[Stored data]
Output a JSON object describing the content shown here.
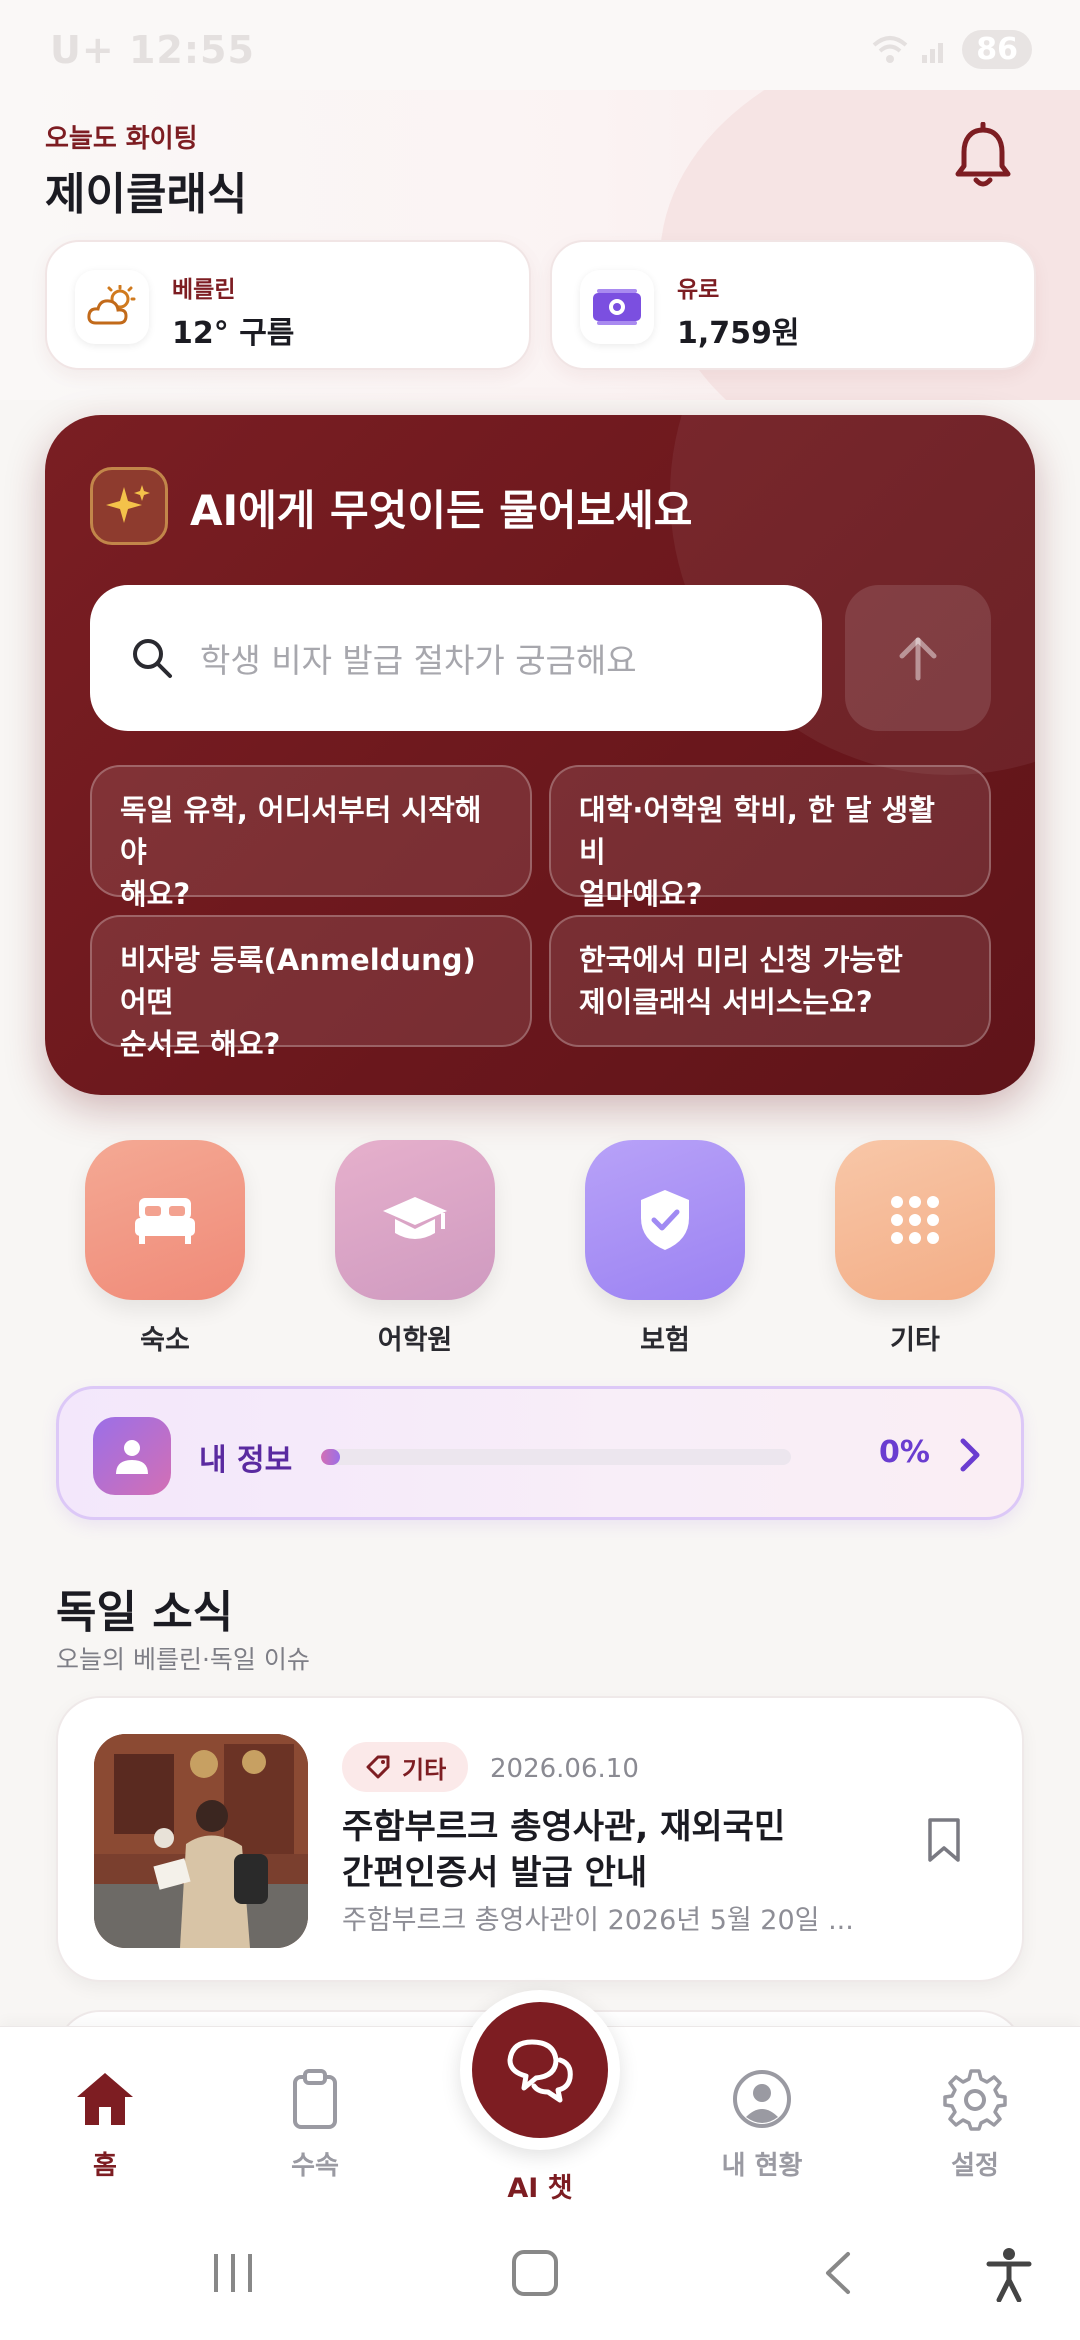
{
  "status_bar": {
    "time": "12:55",
    "carrier": "U+",
    "battery": "86"
  },
  "header": {
    "greeting": "오늘도 화이팅",
    "title": "제이클래식"
  },
  "info_cards": [
    {
      "label": "베를린",
      "value": "12° 구름",
      "icon": "weather-cloud-sun-icon"
    },
    {
      "label": "유로",
      "value": "1,759원",
      "icon": "money-icon"
    }
  ],
  "ai": {
    "title": "AI에게 무엇이든 물어보세요",
    "placeholder": "학생 비자 발급 절차가 궁금해요",
    "suggestions": [
      {
        "line1": "독일 유학, 어디서부터 시작해야",
        "line2": "해요?"
      },
      {
        "line1": "대학·어학원 학비, 한 달 생활비",
        "line2": "얼마예요?"
      },
      {
        "line1": "비자랑 등록(Anmeldung) 어떤",
        "line2": "순서로 해요?"
      },
      {
        "line1": "한국에서 미리 신청 가능한",
        "line2": "제이클래식 서비스는요?"
      }
    ]
  },
  "quick_menu": [
    {
      "label": "숙소",
      "icon": "bed-icon",
      "color": "#f2a08a"
    },
    {
      "label": "어학원",
      "icon": "graduation-cap-icon",
      "color": "#d9a0c4"
    },
    {
      "label": "보험",
      "icon": "shield-check-icon",
      "color": "#a78bf5"
    },
    {
      "label": "기타",
      "icon": "grid-icon",
      "color": "#f5b58e"
    }
  ],
  "my_info": {
    "label": "내 정보",
    "percent_text": "0%",
    "progress": 0.04
  },
  "news": {
    "title": "독일 소식",
    "subtitle": "오늘의 베를린·독일 이슈",
    "items": [
      {
        "tag": "기타",
        "date": "2026.06.10",
        "headline_line1": "주함부르크 총영사관, 재외국민",
        "headline_line2": "간편인증서 발급 안내",
        "snippet": "주함부르크 총영사관이 2026년 5월 20일 ..."
      }
    ]
  },
  "bottom_nav": {
    "items": [
      {
        "label": "홈",
        "icon": "home-icon",
        "active": true
      },
      {
        "label": "수속",
        "icon": "clipboard-icon",
        "active": false
      },
      {
        "label": "AI 챗",
        "icon": "chat-bubbles-icon",
        "active": false
      },
      {
        "label": "내 현황",
        "icon": "user-circle-icon",
        "active": false
      },
      {
        "label": "설정",
        "icon": "gear-icon",
        "active": false
      }
    ]
  },
  "colors": {
    "brand": "#7d1d22",
    "accent_purple": "#6a3dd0"
  }
}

→ The exercise:
Find the lines holding "label" and list every one.

→ Final answer:
      "label": "베를린",
      "label": "유로",
      "label": "숙소",
      "label": "어학원",
      "label": "보험",
      "label": "기타",
    "label": "내 정보",
        "label": "홈",
        "label": "수속",
        "label": "AI 챗",
        "label": "내 현황",
        "label": "설정",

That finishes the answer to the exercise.